### Extracted data
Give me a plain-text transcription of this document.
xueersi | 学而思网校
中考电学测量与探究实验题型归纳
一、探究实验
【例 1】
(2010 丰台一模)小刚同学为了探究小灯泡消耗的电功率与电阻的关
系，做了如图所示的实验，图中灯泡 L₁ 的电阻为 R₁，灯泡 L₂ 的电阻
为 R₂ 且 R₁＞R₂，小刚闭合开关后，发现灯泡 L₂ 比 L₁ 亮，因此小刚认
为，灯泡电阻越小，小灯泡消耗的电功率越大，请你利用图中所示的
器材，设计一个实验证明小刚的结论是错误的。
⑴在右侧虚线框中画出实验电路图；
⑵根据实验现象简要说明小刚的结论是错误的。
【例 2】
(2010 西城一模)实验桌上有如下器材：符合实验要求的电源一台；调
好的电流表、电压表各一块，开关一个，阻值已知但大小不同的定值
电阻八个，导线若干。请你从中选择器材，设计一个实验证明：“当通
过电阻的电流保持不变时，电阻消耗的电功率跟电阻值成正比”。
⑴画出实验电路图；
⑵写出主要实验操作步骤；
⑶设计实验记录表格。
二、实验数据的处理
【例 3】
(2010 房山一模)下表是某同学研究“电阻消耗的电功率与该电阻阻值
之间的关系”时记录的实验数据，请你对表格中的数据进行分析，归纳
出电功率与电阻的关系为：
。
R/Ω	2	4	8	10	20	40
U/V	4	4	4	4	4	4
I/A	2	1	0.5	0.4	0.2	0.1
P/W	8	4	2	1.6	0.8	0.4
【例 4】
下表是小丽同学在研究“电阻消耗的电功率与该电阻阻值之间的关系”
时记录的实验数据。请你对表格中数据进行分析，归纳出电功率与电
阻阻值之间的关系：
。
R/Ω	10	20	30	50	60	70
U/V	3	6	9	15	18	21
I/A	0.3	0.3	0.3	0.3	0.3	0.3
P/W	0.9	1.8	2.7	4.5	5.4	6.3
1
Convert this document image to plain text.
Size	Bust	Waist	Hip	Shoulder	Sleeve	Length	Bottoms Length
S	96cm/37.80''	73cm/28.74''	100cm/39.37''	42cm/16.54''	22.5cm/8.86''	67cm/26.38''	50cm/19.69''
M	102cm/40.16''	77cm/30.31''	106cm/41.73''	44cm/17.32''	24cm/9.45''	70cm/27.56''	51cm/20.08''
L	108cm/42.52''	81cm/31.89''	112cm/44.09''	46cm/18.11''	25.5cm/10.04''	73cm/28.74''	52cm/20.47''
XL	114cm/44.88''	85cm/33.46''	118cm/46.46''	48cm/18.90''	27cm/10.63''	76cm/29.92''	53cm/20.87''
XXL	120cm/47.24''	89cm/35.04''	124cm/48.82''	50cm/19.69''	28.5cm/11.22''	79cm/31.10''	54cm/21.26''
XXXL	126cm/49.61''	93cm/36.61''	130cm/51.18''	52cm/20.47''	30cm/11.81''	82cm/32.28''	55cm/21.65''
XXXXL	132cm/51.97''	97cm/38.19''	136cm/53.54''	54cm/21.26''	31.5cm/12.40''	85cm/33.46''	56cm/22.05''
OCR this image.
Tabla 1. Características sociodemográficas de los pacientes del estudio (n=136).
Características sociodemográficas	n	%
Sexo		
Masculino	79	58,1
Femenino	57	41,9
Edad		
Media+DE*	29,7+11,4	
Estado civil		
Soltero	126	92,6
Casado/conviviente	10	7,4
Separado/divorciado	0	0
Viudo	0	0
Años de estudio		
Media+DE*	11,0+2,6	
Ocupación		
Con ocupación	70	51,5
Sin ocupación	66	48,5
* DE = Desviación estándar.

### What this task involves
Output only the lines from the one holding "OCR this image." through the last line above, exactly as they appear.

### Worked solution
OCR this image.
Tabla 1. Características sociodemográficas de los pacientes del estudio (n=136).
Características sociodemográficas	n	%
Sexo		
Masculino	79	58,1
Femenino	57	41,9
Edad		
Media+DE*	29,7+11,4	
Estado civil		
Soltero	126	92,6
Casado/conviviente	10	7,4
Separado/divorciado	0	0
Viudo	0	0
Años de estudio		
Media+DE*	11,0+2,6	
Ocupación		
Con ocupación	70	51,5
Sin ocupación	66	48,5
* DE = Desviación estándar.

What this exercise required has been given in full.